**Requirements:** Write out the records beneath this line exactly as they appear, minus any images.

________________

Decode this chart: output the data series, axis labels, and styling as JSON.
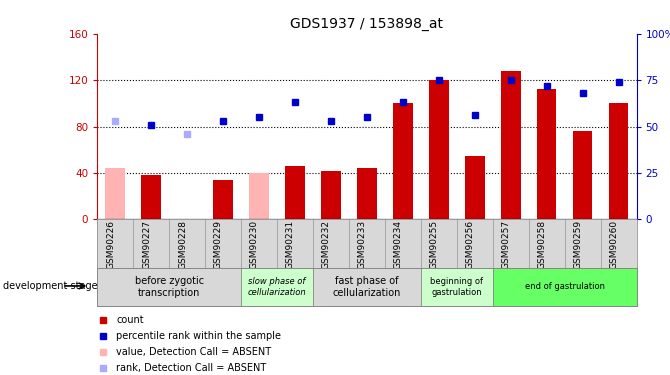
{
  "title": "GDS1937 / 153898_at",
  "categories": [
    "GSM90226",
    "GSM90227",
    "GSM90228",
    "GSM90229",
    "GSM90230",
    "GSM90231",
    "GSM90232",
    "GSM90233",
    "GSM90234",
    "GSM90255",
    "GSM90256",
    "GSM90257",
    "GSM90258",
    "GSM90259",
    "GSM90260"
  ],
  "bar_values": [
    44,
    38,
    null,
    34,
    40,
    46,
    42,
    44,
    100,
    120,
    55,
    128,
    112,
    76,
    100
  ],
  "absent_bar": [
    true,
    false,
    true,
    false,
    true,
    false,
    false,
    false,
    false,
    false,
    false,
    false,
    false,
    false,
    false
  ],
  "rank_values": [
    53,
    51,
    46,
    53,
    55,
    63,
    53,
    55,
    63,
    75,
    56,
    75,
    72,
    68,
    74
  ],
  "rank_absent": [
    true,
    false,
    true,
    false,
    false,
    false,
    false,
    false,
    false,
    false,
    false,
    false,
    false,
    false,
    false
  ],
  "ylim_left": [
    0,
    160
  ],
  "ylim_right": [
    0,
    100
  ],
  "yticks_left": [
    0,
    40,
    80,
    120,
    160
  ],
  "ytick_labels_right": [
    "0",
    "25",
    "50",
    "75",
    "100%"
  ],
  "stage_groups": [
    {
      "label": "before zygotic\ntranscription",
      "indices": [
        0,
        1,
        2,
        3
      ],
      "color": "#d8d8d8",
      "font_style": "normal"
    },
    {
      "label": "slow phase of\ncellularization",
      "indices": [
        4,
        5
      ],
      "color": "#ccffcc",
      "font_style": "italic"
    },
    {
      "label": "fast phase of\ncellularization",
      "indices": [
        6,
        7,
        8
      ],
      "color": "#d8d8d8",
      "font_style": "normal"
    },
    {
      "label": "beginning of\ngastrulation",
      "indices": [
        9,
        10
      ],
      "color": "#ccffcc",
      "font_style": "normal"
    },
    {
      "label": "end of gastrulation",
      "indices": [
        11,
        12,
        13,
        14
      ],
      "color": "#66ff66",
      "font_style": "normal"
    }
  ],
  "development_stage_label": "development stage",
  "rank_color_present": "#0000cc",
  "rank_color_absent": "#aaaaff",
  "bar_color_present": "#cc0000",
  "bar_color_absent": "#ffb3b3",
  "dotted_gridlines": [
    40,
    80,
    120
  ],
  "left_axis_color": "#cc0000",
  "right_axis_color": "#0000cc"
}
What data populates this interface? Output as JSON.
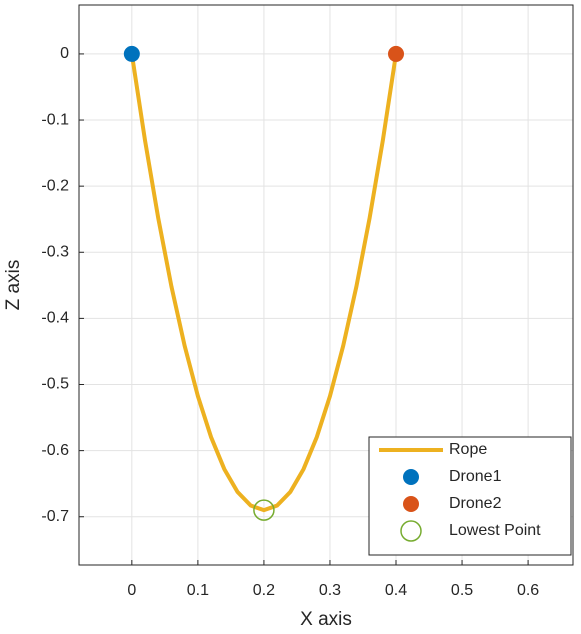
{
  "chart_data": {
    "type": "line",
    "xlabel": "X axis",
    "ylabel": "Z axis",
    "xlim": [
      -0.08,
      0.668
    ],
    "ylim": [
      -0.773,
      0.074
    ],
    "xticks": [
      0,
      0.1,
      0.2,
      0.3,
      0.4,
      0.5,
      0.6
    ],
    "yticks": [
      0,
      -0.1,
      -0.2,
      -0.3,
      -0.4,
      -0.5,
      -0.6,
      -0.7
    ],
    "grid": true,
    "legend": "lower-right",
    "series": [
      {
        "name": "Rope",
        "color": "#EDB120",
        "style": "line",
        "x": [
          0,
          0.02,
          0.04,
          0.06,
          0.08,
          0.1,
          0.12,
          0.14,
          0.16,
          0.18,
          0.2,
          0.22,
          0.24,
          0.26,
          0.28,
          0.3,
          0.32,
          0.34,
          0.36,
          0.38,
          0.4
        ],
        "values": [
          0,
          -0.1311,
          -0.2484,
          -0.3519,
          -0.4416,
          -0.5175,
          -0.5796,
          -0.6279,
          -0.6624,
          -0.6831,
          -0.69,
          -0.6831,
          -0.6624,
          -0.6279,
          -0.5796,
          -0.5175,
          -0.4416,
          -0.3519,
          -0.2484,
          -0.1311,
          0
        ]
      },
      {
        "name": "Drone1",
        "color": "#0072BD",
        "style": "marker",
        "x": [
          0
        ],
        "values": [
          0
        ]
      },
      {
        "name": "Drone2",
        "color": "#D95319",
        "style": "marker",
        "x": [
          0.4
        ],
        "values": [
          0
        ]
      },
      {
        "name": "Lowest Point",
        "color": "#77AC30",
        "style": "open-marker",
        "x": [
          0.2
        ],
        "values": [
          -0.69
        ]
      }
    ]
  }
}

________________

**Task answer:**
Decode this chart: output the data series, axis labels, and styling as JSON.
{
  "title": "GDS1937 / 153898_at",
  "categories": [
    "GSM90226",
    "GSM90227",
    "GSM90228",
    "GSM90229",
    "GSM90230",
    "GSM90231",
    "GSM90232",
    "GSM90233",
    "GSM90234",
    "GSM90255",
    "GSM90256",
    "GSM90257",
    "GSM90258",
    "GSM90259",
    "GSM90260"
  ],
  "bar_values": [
    44,
    38,
    null,
    34,
    40,
    46,
    42,
    44,
    100,
    120,
    55,
    128,
    112,
    76,
    100
  ],
  "absent_bar": [
    true,
    false,
    true,
    false,
    true,
    false,
    false,
    false,
    false,
    false,
    false,
    false,
    false,
    false,
    false
  ],
  "rank_values": [
    53,
    51,
    46,
    53,
    55,
    63,
    53,
    55,
    63,
    75,
    56,
    75,
    72,
    68,
    74
  ],
  "rank_absent": [
    true,
    false,
    true,
    false,
    false,
    false,
    false,
    false,
    false,
    false,
    false,
    false,
    false,
    false,
    false
  ],
  "ylim_left": [
    0,
    160
  ],
  "ylim_right": [
    0,
    100
  ],
  "yticks_left": [
    0,
    40,
    80,
    120,
    160
  ],
  "ytick_labels_right": [
    "0",
    "25",
    "50",
    "75",
    "100%"
  ],
  "stage_groups": [
    {
      "label": "before zygotic\ntranscription",
      "indices": [
        0,
        1,
        2,
        3
      ],
      "color": "#d8d8d8",
      "font_style": "normal"
    },
    {
      "label": "slow phase of\ncellularization",
      "indices": [
        4,
        5
      ],
      "color": "#ccffcc",
      "font_style": "italic"
    },
    {
      "label": "fast phase of\ncellularization",
      "indices": [
        6,
        7,
        8
      ],
      "color": "#d8d8d8",
      "font_style": "normal"
    },
    {
      "label": "beginning of\ngastrulation",
      "indices": [
        9,
        10
      ],
      "color": "#ccffcc",
      "font_style": "normal"
    },
    {
      "label": "end of gastrulation",
      "indices": [
        11,
        12,
        13,
        14
      ],
      "color": "#66ff66",
      "font_style": "normal"
    }
  ],
  "development_stage_label": "development stage",
  "rank_color_present": "#0000cc",
  "rank_color_absent": "#aaaaff",
  "bar_color_present": "#cc0000",
  "bar_color_absent": "#ffb3b3",
  "dotted_gridlines": [
    40,
    80,
    120
  ],
  "left_axis_color": "#cc0000",
  "right_axis_color": "#0000cc"
}
What data populates this interface? Output as JSON.
{
  "chart_data": {
    "type": "line",
    "xlabel": "X axis",
    "ylabel": "Z axis",
    "xlim": [
      -0.08,
      0.668
    ],
    "ylim": [
      -0.773,
      0.074
    ],
    "xticks": [
      0,
      0.1,
      0.2,
      0.3,
      0.4,
      0.5,
      0.6
    ],
    "yticks": [
      0,
      -0.1,
      -0.2,
      -0.3,
      -0.4,
      -0.5,
      -0.6,
      -0.7
    ],
    "grid": true,
    "legend": "lower-right",
    "series": [
      {
        "name": "Rope",
        "color": "#EDB120",
        "style": "line",
        "x": [
          0,
          0.02,
          0.04,
          0.06,
          0.08,
          0.1,
          0.12,
          0.14,
          0.16,
          0.18,
          0.2,
          0.22,
          0.24,
          0.26,
          0.28,
          0.3,
          0.32,
          0.34,
          0.36,
          0.38,
          0.4
        ],
        "values": [
          0,
          -0.1311,
          -0.2484,
          -0.3519,
          -0.4416,
          -0.5175,
          -0.5796,
          -0.6279,
          -0.6624,
          -0.6831,
          -0.69,
          -0.6831,
          -0.6624,
          -0.6279,
          -0.5796,
          -0.5175,
          -0.4416,
          -0.3519,
          -0.2484,
          -0.1311,
          0
        ]
      },
      {
        "name": "Drone1",
        "color": "#0072BD",
        "style": "marker",
        "x": [
          0
        ],
        "values": [
          0
        ]
      },
      {
        "name": "Drone2",
        "color": "#D95319",
        "style": "marker",
        "x": [
          0.4
        ],
        "values": [
          0
        ]
      },
      {
        "name": "Lowest Point",
        "color": "#77AC30",
        "style": "open-marker",
        "x": [
          0.2
        ],
        "values": [
          -0.69
        ]
      }
    ]
  }
}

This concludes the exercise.